● WORK TO COMPLETE: Identify all lines below that hold "bouchon" and collect them.

● EXERCISE MATERIALS:

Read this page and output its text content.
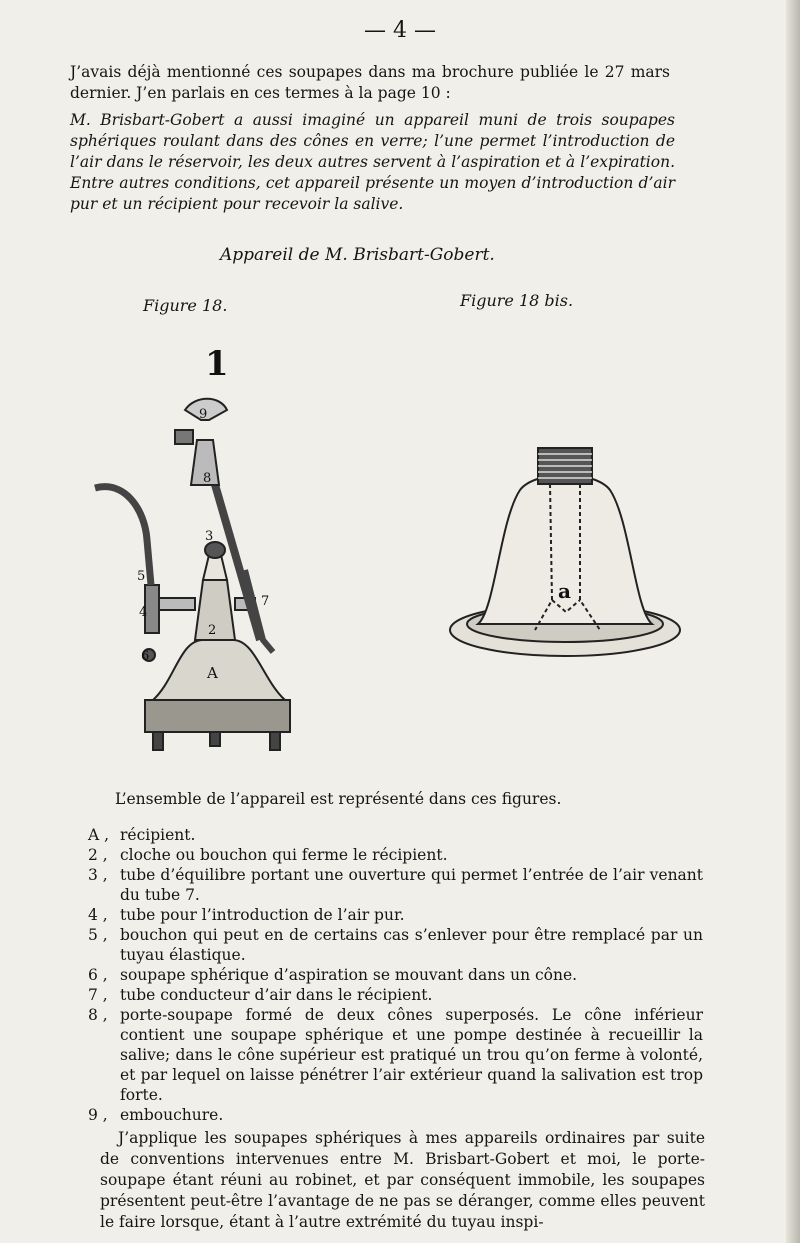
— 4 —
J’avais déjà mentionné ces soupapes dans ma brochure publiée le 27 mars dernier. J’en parlais en ces termes à la page 10 :
M. Brisbart-Gobert a aussi imaginé un appareil muni de trois soupapes sphériques roulant dans des cônes en verre; l’une permet l’introduction de l’air dans le réservoir, les deux autres servent à l’aspiration et à l’expiration. Entre autres conditions, cet appareil présente un moyen d’introduction d’air pur et un récipient pour recevoir la salive.
Appareil de M. Brisbart-Gobert.
Figure 18.	Figure 18 bis.
1
9
8
3
5
4
7
2
6
A
a
L’ensemble de l’appareil est représenté dans ces figures.
A , récipient.
2 , cloche ou bouchon qui ferme le récipient.
3 , tube d’équilibre portant une ouverture qui permet l’entrée de l’air venant du tube 7.
4 , tube pour l’introduction de l’air pur.
5 , bouchon qui peut en de certains cas s’enlever pour être remplacé par un tuyau élastique.
6 , soupape sphérique d’aspiration se mouvant dans un cône.
7 , tube conducteur d’air dans le récipient.
8 , porte-soupape formé de deux cônes superposés. Le cône inférieur contient une soupape sphérique et une pompe destinée à recueillir la salive; dans le cône supérieur est pratiqué un trou qu’on ferme à volonté, et par lequel on laisse pénétrer l’air extérieur quand la salivation est trop forte.
9 , embouchure.
J’applique les soupapes sphériques à mes appareils ordinaires par suite de conventions intervenues entre M. Brisbart-Gobert et moi, le porte-soupape étant réuni au robinet, et par conséquent immobile, les soupapes présentent peut-être l’avantage de ne pas se déranger, comme elles peuvent le faire lorsque, étant à l’autre extrémité du tuyau inspi-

● RESPONSE TO THIS EXERCISE:
2 , cloche ou bouchon qui ferme le récipient.
5 , bouchon qui peut en de certains cas s’enlever pour être remplacé par un tuyau élastique.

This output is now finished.